===== Fonte
Pubblicato 21/06/2019 alle 07:20 GMT+2

Prima del gruppo C, agli ottavi di slancio nonostante il rigore di Marta: salire sul carro è un esercizio comodo, facile. Il problema è governarlo...

Focus Italia femminile

Credit Foto Eurosport

Alludo alla Nazionale femminile di calcio e alle emozioni che sta suscitando, come ha ribadito il boom di 7,3 milioni di tele-spettatori per la partita con il Brasile: meglio dei maschi del Mancio. Il messaggio è importante, sempre, ma lo è ancora di più il mezzo che lo diffonde: e la durata che il messaggio-evento riesce a imporgli.
Nessun dubbio che, finalmente, qualcosa si sia mosso. Sky ha raccontato in diretta le partite salienti dell’ultimo campionato di serie A; i grandi club hanno aperto una sezione femminile; Sky e la Rai stanno trasmettendo il Mondiale. Le nostre sono dilettanti e, cavalcando l’onda del sentimento popolare, il presidente federale Gabriele Gravina ha promesso che farà di tutto per agevolarne lo sbarco nel professionismo. Temo che sia la solita promessa da marinaio, ma «di doman non c’è certezza» e allora incrociamo le dita.
"Il calcio non è uno sport per signorine" lo coniò Guido Ara, mitica e rustica colonna della Pro Vercelli pluri-campione degli anni dieci del Novecento. Ci siamo un po’ allontanati, da quello slogan, ma mica tanto.
In un mondo maschilista come il nostro - nello sport, soprattutto - l’errore più sciocco rimane pesare le donne sulla bilancia degli uomini, Serena Williams con Rafa Nadal, le calciatrici con i calciatori, eccetera. Sono tutti confronti improponibili, perché la base è il corpo, il muscolo e i corpi, i muscoli sono diversi: "natura non facit saltus".
All’Olimpiade di Pechino seguii la finale women tra Stati Uniti e Brasile, 1-0 per «le» Usa. In undici anni ci sono stati progressi netti: a livello atletico, sul piano tattico e tecnico, nei colpi di testa. E anche nei ruoli. Penso alle «portiere». Si rida pure, di certi strafalcioni che sussistono e persistono, a patto di non esagerare: l’epilogo della Champions del 2018 fra Real e Liverpool fu decisa proprio dalle papere di "un" portiere.
==========
> _Elenco dei compiti_
**a)** Quanti telespettatori ha avuto la partita con il Brasile secondo l'articolo sulla Nazionale femminile di calcio?
**b)** Continua l'articolo sulla Nazionale femminile di calcio a partire dalla sua ultima frase.
===== Dati forniti
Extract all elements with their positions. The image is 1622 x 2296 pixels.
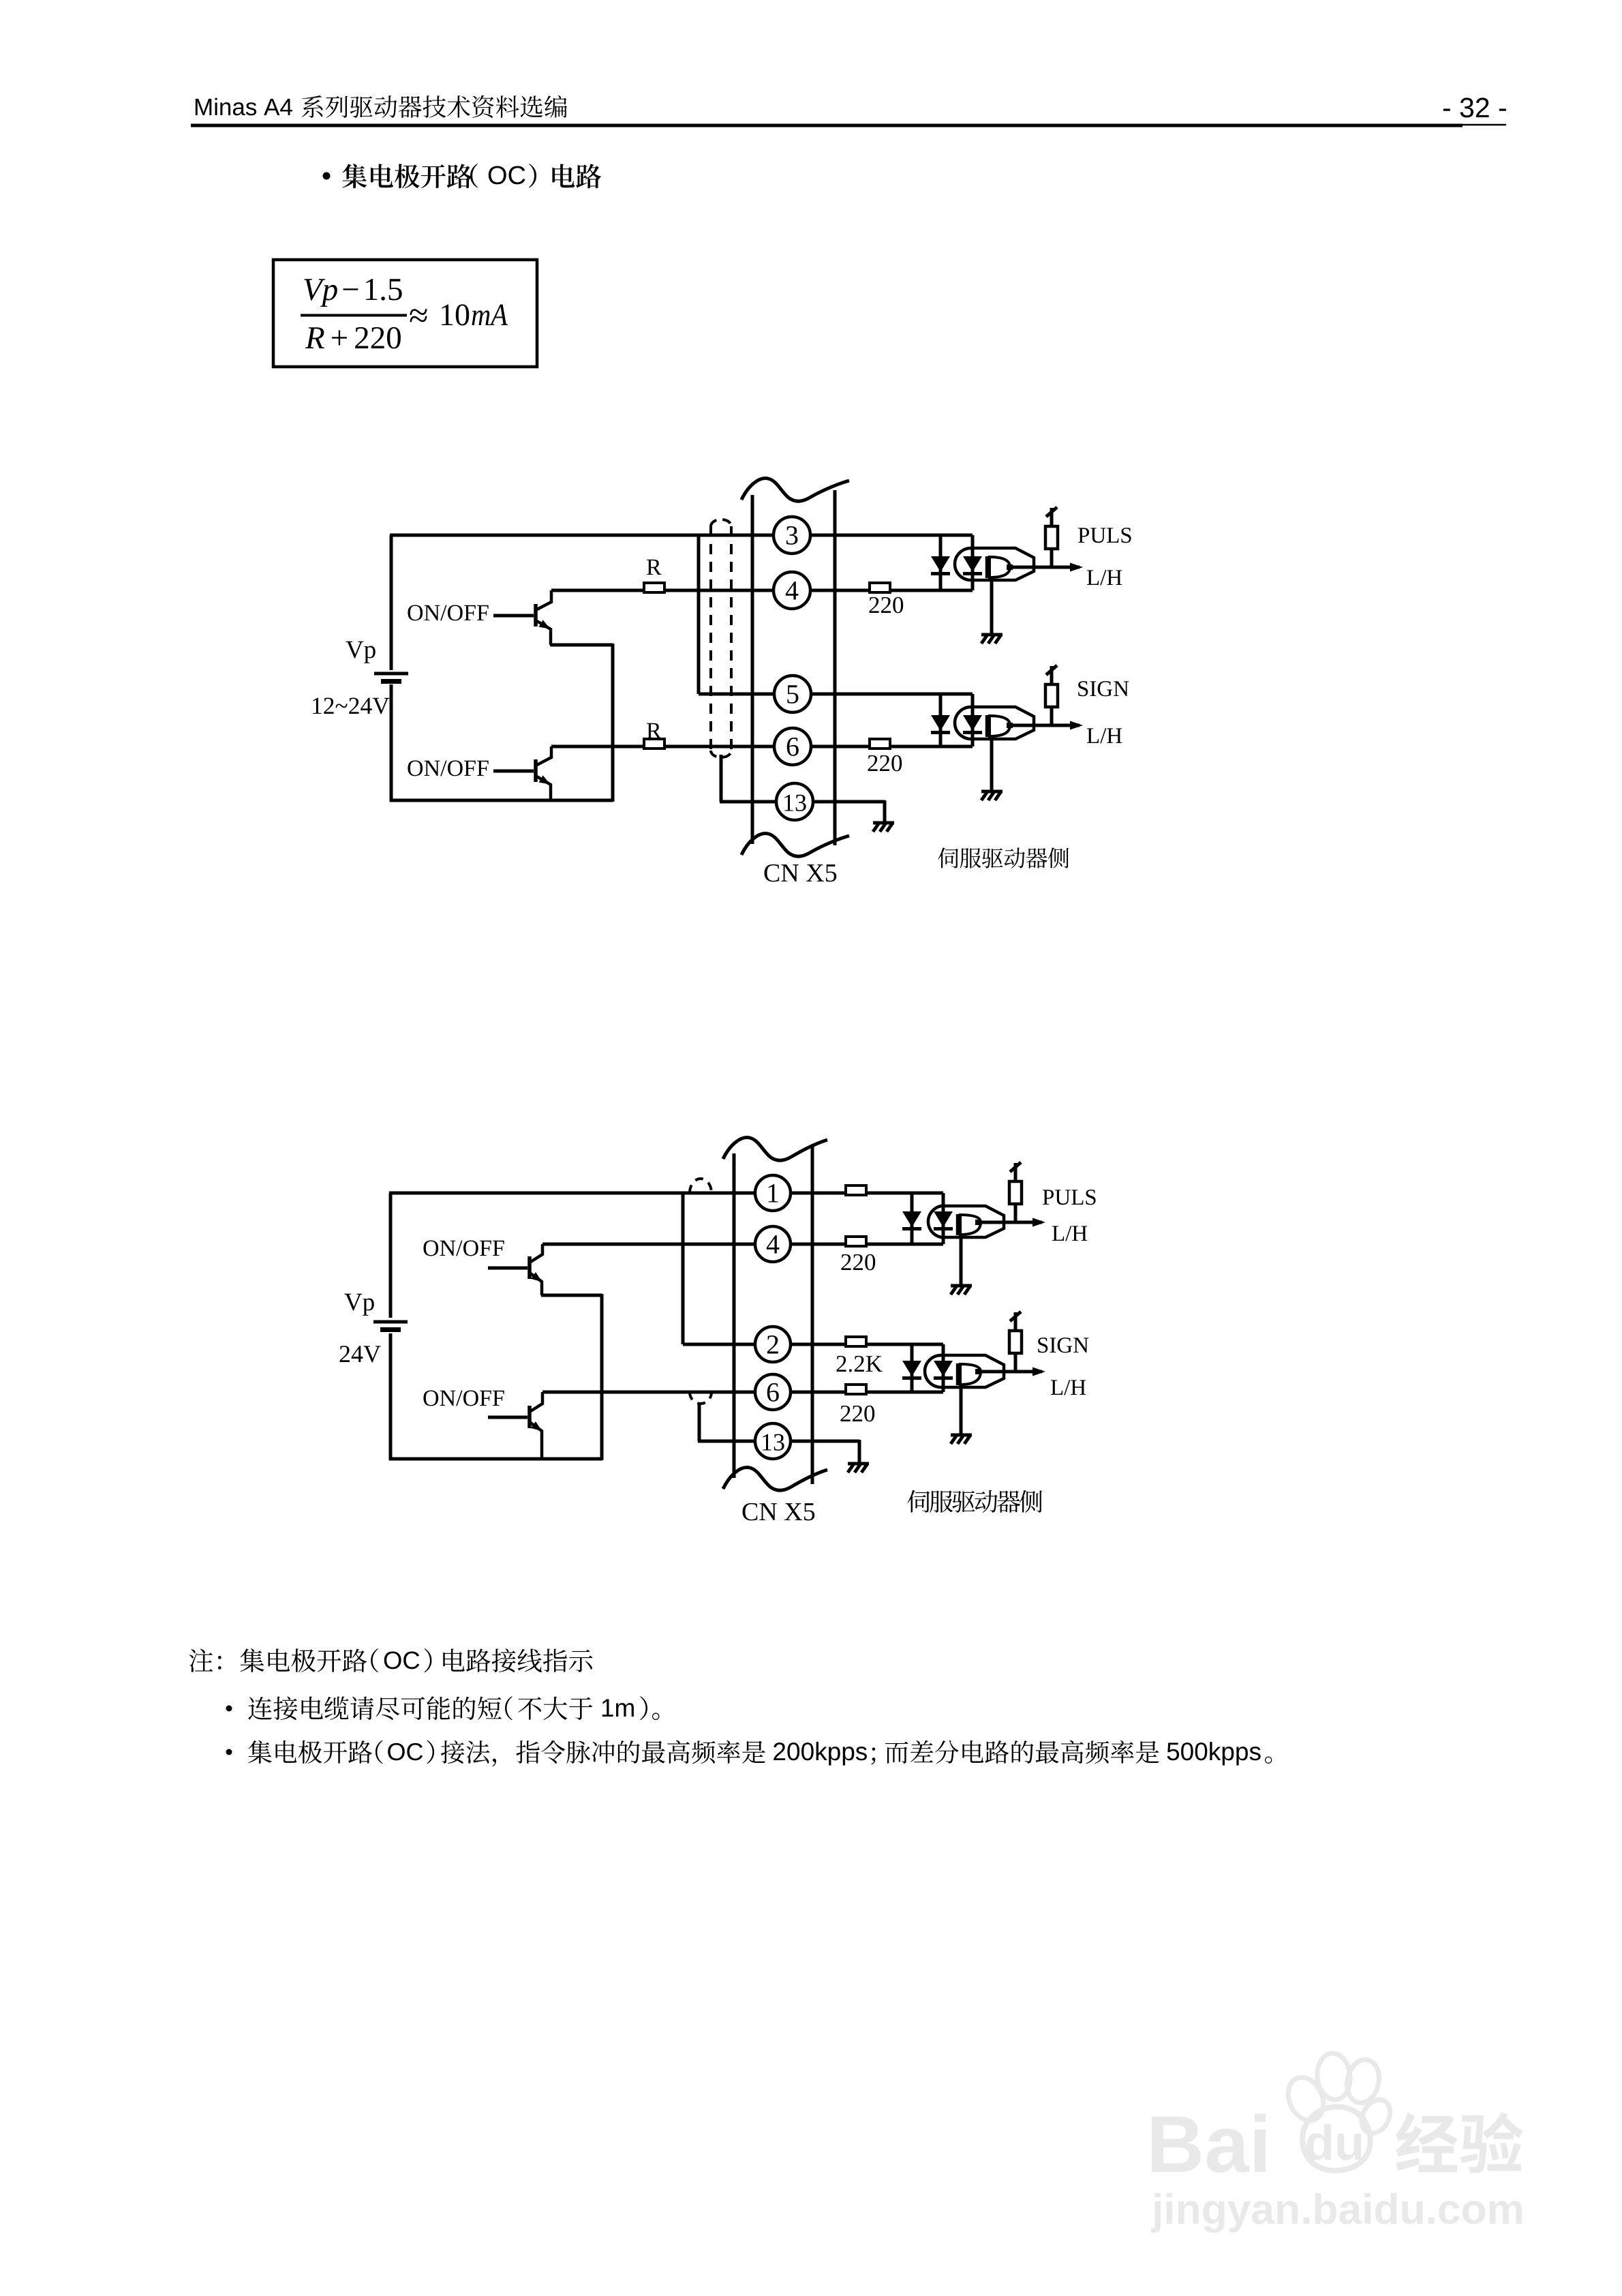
==========
> _Risultati_
**a)** 7,3 milioni.

**b)**
Mi auguro che, digerita la grande abbuffata, giornali, televisioni e web non abbandonino le nostre ragazze, che torneranno a sparpagliarsi per campanili. Noi italiani siamo un popolo che difficilmente finisce la guerra con l’alleato con il quale l’ha cominciata e dunque, metafora per metafora, siamo un popolo che fatica a restate fedele a un’idea che non sia la vittoria.
La Nazionale di Milena Bertolini sta esprimendo un calcio semplice, educato, in bilico fra sofferenza e divertimento, fondato sul mutuo soccorso. E se la tripletta di Cristiana Girelli alla Giamaica ci fa correre non solo a Carolina Morace, ma addirittura a "Paolorossi", scritto tutto attaccato come "Saragama", bé, l’aggancio non può che essere statistico.
Il fatto che se ne parli come mai in passato è però un segnale prezioso. Nella speranza di arrivare al traguardo più normale e, quindi, più rivoluzionario: il calcio né per signorine né per signorini, il calcio per tutti.
In attesa della Cina, martedì a Montpellier, qual è la vostra opinione? E cosa resterà, secondo voi, di questa saga?